■ **Exercise aim**: Reproduce every item below verbatim, line for line, and leave the pictures out.

■ **Available records**:
· · · · ·

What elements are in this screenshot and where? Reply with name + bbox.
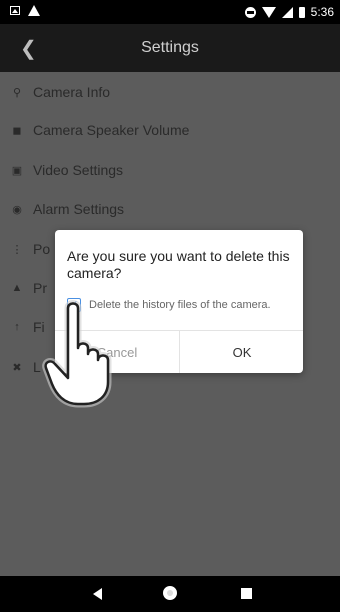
settings-item-label: Video Settings bbox=[33, 162, 124, 178]
wifi-icon bbox=[261, 6, 276, 18]
system-nav-bar bbox=[0, 576, 340, 612]
video-icon: ▣ bbox=[11, 164, 23, 177]
pointing-hand-icon bbox=[42, 300, 112, 408]
settings-item-video-settings[interactable]: ▣ Video Settings bbox=[0, 150, 340, 190]
settings-item-camera-info[interactable]: ⚲ Camera Info bbox=[0, 72, 340, 112]
close-circle-icon: ✖ bbox=[12, 361, 22, 374]
alarm-icon: ◉ bbox=[12, 203, 22, 216]
settings-item-label: Po bbox=[33, 241, 51, 257]
ok-button[interactable]: OK bbox=[180, 331, 304, 373]
camera-icon: ⚲ bbox=[12, 86, 22, 99]
settings-item-speaker-volume[interactable]: ◼ Camera Speaker Volume bbox=[0, 110, 340, 150]
settings-item-alarm-settings[interactable]: ◉ Alarm Settings bbox=[0, 189, 340, 229]
image-notification-icon bbox=[10, 6, 20, 15]
speaker-icon: ◼ bbox=[12, 124, 22, 137]
power-icon: ⋮ bbox=[11, 243, 23, 256]
recents-icon[interactable] bbox=[241, 588, 252, 599]
signal-icon bbox=[281, 6, 293, 18]
do-not-disturb-icon bbox=[244, 6, 256, 18]
dialog-message: Are you sure you want to delete this cam… bbox=[67, 248, 290, 281]
status-time: 5:36 bbox=[310, 5, 334, 19]
upload-icon: ↑ bbox=[14, 321, 20, 333]
settings-item-label: Pr bbox=[33, 280, 47, 296]
settings-item-label: Camera Info bbox=[33, 84, 111, 100]
settings-item-label: Camera Speaker Volume bbox=[33, 122, 190, 138]
settings-item-label: Alarm Settings bbox=[33, 201, 125, 217]
app-bar: ❮ Settings bbox=[0, 24, 340, 72]
back-icon[interactable] bbox=[93, 588, 102, 600]
home-icon[interactable] bbox=[163, 586, 177, 600]
status-bar: 5:36 bbox=[0, 0, 340, 24]
warning-notification-icon bbox=[28, 5, 40, 16]
warning-icon: ▲ bbox=[11, 282, 23, 294]
page-title: Settings bbox=[141, 39, 199, 56]
battery-icon bbox=[298, 6, 305, 18]
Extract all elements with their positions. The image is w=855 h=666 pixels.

· · · · ·

■ **Solution**:
What elements are in this screenshot and where? Reply with name + bbox.
settings-item-label: Video Settings bbox=[33, 162, 124, 178]
wifi-icon bbox=[261, 6, 276, 18]
system-nav-bar bbox=[0, 576, 340, 612]
video-icon: ▣ bbox=[11, 164, 23, 177]
pointing-hand-icon bbox=[42, 300, 112, 408]
settings-item-video-settings[interactable]: ▣ Video Settings bbox=[0, 150, 340, 190]
settings-item-camera-info[interactable]: ⚲ Camera Info bbox=[0, 72, 340, 112]
close-circle-icon: ✖ bbox=[12, 361, 22, 374]
alarm-icon: ◉ bbox=[12, 203, 22, 216]
settings-item-label: Po bbox=[33, 241, 51, 257]
ok-button[interactable]: OK bbox=[180, 331, 304, 373]
camera-icon: ⚲ bbox=[12, 86, 22, 99]
settings-item-speaker-volume[interactable]: ◼ Camera Speaker Volume bbox=[0, 110, 340, 150]
settings-item-alarm-settings[interactable]: ◉ Alarm Settings bbox=[0, 189, 340, 229]
image-notification-icon bbox=[10, 6, 20, 15]
speaker-icon: ◼ bbox=[12, 124, 22, 137]
power-icon: ⋮ bbox=[11, 243, 23, 256]
recents-icon[interactable] bbox=[241, 588, 252, 599]
signal-icon bbox=[281, 6, 293, 18]
do-not-disturb-icon bbox=[244, 6, 256, 18]
dialog-message: Are you sure you want to delete this cam… bbox=[67, 248, 290, 281]
status-time: 5:36 bbox=[310, 5, 334, 19]
upload-icon: ↑ bbox=[14, 321, 20, 333]
settings-item-label: Pr bbox=[33, 280, 47, 296]
settings-item-label: Camera Info bbox=[33, 84, 111, 100]
settings-item-label: Camera Speaker Volume bbox=[33, 122, 190, 138]
settings-item-label: Alarm Settings bbox=[33, 201, 125, 217]
app-bar: ❮ Settings bbox=[0, 24, 340, 72]
back-icon[interactable] bbox=[93, 588, 102, 600]
home-icon[interactable] bbox=[163, 586, 177, 600]
status-bar: 5:36 bbox=[0, 0, 340, 24]
warning-notification-icon bbox=[28, 5, 40, 16]
warning-icon: ▲ bbox=[11, 282, 23, 294]
page-title: Settings bbox=[141, 39, 199, 56]
battery-icon bbox=[298, 6, 305, 18]
Extract all elements with their positions. The image is w=855 h=666 pixels.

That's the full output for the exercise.